Data excerpts:
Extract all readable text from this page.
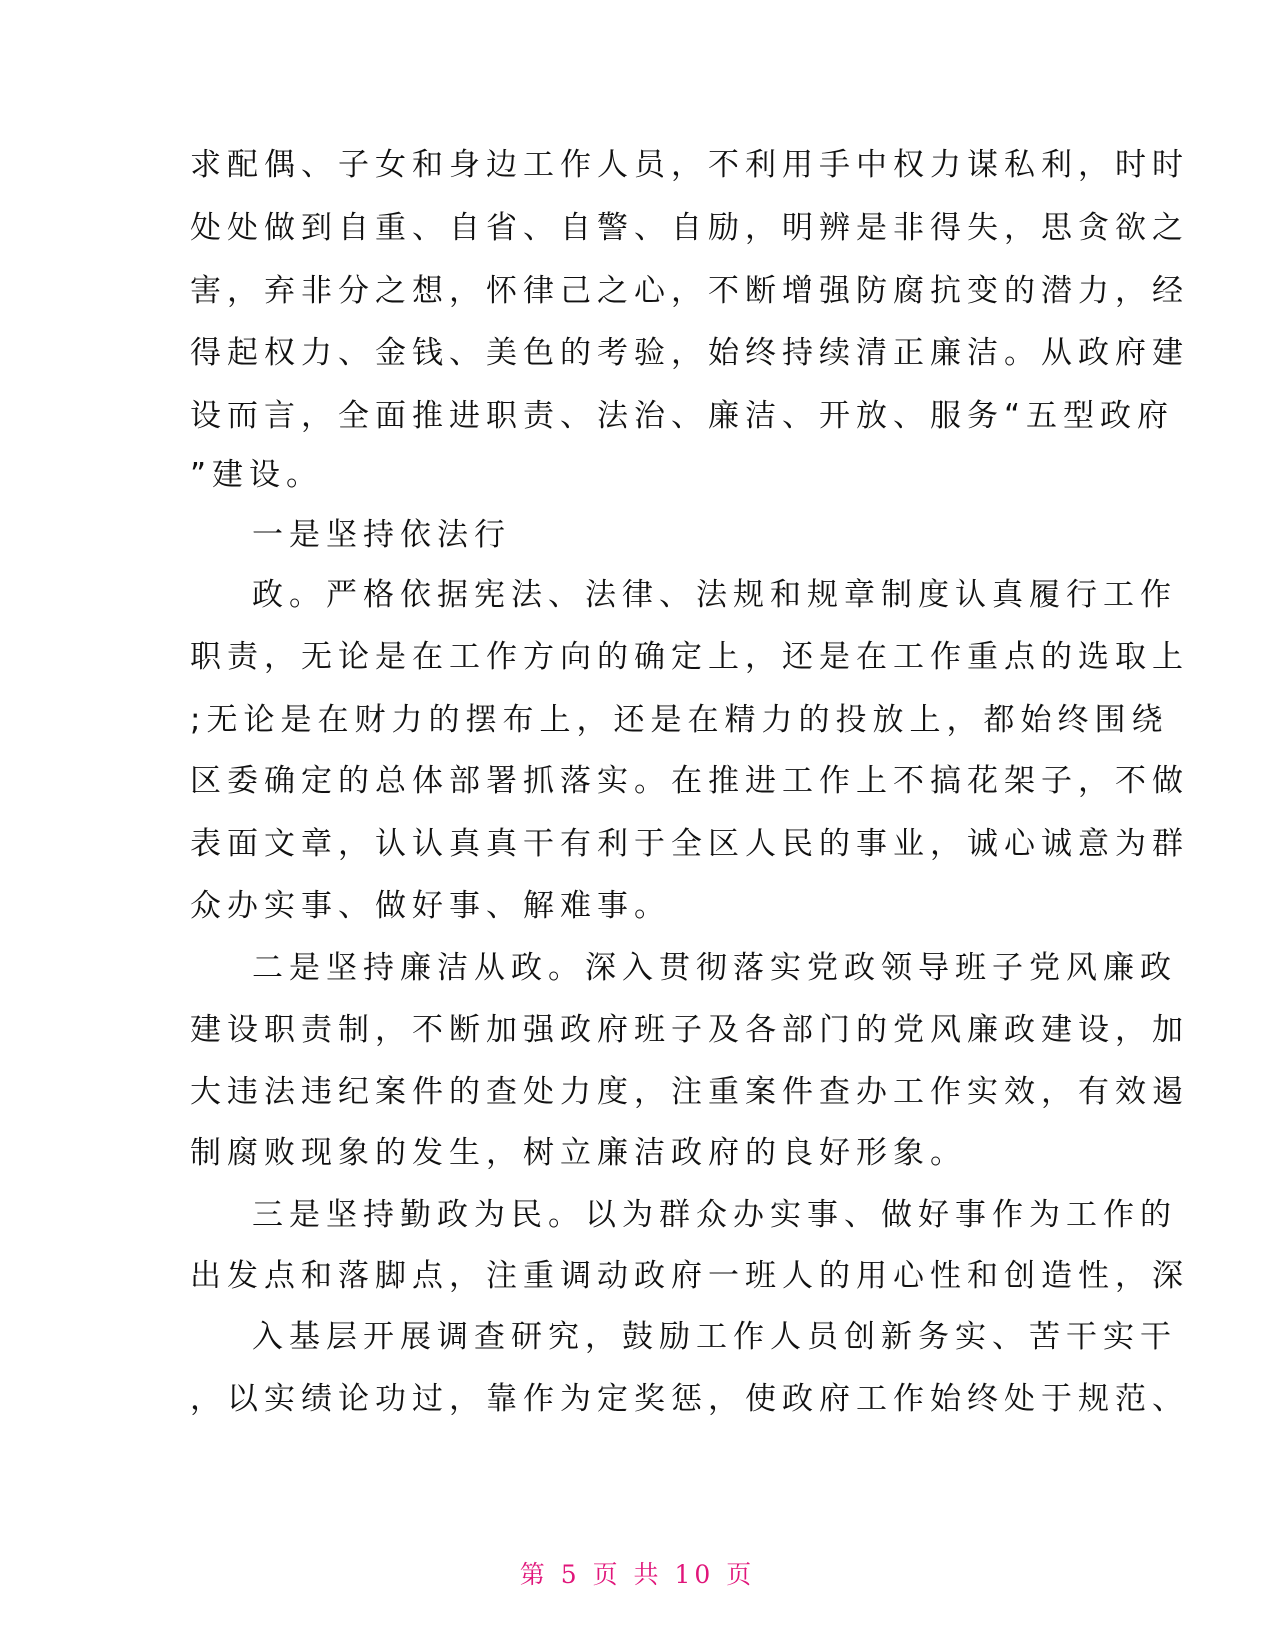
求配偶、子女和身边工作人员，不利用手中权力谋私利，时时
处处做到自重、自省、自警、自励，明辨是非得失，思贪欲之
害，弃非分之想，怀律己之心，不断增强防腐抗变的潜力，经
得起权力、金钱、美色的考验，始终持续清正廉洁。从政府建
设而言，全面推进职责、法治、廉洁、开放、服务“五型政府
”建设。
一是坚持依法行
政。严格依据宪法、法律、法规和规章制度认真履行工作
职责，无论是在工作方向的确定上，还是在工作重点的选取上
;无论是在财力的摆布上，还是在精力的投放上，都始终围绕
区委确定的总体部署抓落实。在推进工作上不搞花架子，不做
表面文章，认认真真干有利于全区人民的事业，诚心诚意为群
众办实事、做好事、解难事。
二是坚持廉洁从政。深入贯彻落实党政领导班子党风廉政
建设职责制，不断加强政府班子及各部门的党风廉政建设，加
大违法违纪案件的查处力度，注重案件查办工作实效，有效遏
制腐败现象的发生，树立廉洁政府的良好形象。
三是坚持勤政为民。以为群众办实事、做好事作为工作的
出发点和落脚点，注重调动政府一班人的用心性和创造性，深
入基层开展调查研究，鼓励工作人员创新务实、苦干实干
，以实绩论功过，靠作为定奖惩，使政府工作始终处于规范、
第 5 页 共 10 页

- What the task asks
Copy every record character for character. Skip the pictures.

- Solution for this exercise
Extract all readable text from this page.
求配偶、子女和身边工作人员，不利用手中权力谋私利，时时
处处做到自重、自省、自警、自励，明辨是非得失，思贪欲之
害，弃非分之想，怀律己之心，不断增强防腐抗变的潜力，经
得起权力、金钱、美色的考验，始终持续清正廉洁。从政府建
设而言，全面推进职责、法治、廉洁、开放、服务“五型政府
”建设。
一是坚持依法行
政。严格依据宪法、法律、法规和规章制度认真履行工作
职责，无论是在工作方向的确定上，还是在工作重点的选取上
;无论是在财力的摆布上，还是在精力的投放上，都始终围绕
区委确定的总体部署抓落实。在推进工作上不搞花架子，不做
表面文章，认认真真干有利于全区人民的事业，诚心诚意为群
众办实事、做好事、解难事。
二是坚持廉洁从政。深入贯彻落实党政领导班子党风廉政
建设职责制，不断加强政府班子及各部门的党风廉政建设，加
大违法违纪案件的查处力度，注重案件查办工作实效，有效遏
制腐败现象的发生，树立廉洁政府的良好形象。
三是坚持勤政为民。以为群众办实事、做好事作为工作的
出发点和落脚点，注重调动政府一班人的用心性和创造性，深
入基层开展调查研究，鼓励工作人员创新务实、苦干实干
，以实绩论功过，靠作为定奖惩，使政府工作始终处于规范、
第 5 页 共 10 页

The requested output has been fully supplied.